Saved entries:
☆ ☆ ☆

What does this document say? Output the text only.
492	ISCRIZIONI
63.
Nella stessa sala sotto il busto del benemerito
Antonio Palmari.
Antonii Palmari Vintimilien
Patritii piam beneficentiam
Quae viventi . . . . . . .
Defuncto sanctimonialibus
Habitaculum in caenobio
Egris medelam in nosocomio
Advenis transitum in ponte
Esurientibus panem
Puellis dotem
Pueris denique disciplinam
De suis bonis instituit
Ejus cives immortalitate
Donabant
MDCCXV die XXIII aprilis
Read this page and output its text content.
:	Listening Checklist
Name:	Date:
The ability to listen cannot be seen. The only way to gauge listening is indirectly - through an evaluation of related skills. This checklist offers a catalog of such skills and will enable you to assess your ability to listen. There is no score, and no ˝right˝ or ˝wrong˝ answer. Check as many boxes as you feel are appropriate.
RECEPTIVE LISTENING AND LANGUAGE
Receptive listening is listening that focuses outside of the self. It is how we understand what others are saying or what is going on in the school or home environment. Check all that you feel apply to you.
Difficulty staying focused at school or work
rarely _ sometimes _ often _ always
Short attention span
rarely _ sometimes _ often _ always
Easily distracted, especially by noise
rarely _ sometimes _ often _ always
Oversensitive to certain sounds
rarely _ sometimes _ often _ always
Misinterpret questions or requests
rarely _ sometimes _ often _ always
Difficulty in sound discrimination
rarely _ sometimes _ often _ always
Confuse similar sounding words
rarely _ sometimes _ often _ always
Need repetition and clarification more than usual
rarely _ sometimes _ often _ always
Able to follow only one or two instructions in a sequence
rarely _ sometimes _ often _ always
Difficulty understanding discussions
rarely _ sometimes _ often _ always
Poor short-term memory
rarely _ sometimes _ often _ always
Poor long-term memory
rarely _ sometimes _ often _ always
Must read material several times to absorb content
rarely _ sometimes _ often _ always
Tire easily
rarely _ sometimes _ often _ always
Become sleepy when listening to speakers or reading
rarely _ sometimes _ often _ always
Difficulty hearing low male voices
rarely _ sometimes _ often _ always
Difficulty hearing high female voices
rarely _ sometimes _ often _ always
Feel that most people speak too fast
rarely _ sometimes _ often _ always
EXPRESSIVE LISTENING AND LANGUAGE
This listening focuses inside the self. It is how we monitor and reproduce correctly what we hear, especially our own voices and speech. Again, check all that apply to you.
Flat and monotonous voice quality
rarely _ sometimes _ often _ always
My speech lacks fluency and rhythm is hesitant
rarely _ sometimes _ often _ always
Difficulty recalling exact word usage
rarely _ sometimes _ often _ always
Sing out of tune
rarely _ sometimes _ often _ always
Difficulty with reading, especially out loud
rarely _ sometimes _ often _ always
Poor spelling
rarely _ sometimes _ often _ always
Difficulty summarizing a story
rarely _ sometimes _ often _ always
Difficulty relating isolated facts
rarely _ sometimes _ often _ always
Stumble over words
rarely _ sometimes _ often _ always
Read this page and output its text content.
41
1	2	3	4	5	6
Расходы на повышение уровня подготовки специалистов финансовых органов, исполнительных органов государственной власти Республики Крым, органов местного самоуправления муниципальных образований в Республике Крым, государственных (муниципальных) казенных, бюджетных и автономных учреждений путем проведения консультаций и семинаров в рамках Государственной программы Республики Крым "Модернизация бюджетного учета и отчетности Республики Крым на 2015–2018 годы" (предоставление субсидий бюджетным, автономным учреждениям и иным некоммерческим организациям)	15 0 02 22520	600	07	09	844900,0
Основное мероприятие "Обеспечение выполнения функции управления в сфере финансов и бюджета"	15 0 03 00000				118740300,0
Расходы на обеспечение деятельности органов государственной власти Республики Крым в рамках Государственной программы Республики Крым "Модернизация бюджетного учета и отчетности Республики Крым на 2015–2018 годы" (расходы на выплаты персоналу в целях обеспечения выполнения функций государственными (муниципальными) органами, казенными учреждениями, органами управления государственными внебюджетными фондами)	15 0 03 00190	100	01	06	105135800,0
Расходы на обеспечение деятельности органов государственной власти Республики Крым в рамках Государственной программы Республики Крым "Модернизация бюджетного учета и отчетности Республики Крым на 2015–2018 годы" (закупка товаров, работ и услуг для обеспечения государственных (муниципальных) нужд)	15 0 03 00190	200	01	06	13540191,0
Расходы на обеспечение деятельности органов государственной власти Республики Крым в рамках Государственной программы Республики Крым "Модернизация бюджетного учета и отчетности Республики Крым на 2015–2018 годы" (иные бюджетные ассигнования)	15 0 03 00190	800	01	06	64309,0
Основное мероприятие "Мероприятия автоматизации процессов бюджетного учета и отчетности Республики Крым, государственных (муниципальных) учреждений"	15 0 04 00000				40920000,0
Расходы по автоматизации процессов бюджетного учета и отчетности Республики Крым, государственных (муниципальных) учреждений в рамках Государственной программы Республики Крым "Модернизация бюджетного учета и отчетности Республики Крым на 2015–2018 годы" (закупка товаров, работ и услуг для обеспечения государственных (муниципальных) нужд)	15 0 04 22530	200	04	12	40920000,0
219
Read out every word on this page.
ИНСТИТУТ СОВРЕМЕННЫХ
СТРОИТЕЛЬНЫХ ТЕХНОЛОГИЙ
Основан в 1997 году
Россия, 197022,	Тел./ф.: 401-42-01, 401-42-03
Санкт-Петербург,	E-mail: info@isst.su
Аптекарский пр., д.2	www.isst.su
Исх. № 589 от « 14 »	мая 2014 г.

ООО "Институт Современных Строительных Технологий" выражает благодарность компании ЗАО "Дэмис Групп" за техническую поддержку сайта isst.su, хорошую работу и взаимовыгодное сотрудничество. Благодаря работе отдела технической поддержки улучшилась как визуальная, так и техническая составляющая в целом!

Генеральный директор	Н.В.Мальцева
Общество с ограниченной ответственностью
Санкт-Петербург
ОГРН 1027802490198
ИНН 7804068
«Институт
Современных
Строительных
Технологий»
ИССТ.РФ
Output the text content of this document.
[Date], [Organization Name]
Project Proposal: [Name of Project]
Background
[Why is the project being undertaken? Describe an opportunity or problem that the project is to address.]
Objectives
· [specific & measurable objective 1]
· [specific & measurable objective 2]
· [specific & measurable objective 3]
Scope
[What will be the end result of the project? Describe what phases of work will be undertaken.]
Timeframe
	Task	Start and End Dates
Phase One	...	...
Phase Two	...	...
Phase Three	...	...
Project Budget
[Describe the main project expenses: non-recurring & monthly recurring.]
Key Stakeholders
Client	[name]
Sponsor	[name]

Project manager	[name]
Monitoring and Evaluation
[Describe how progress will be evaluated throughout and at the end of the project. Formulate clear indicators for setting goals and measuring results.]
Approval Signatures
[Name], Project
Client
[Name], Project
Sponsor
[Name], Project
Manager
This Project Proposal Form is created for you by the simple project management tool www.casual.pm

☆ ☆ ☆

Copy out every line in the listing where the word "мероприятие" appears.

Основное мероприятие "Обеспечение выполнения функции управления в сфере финансов и бюджета"	15 0 03 00000				118740300,0
Основное мероприятие "Мероприятия автоматизации процессов бюджетного учета и отчетности Республики Крым, государственных (муниципальных) учреждений"	15 0 04 00000				40920000,0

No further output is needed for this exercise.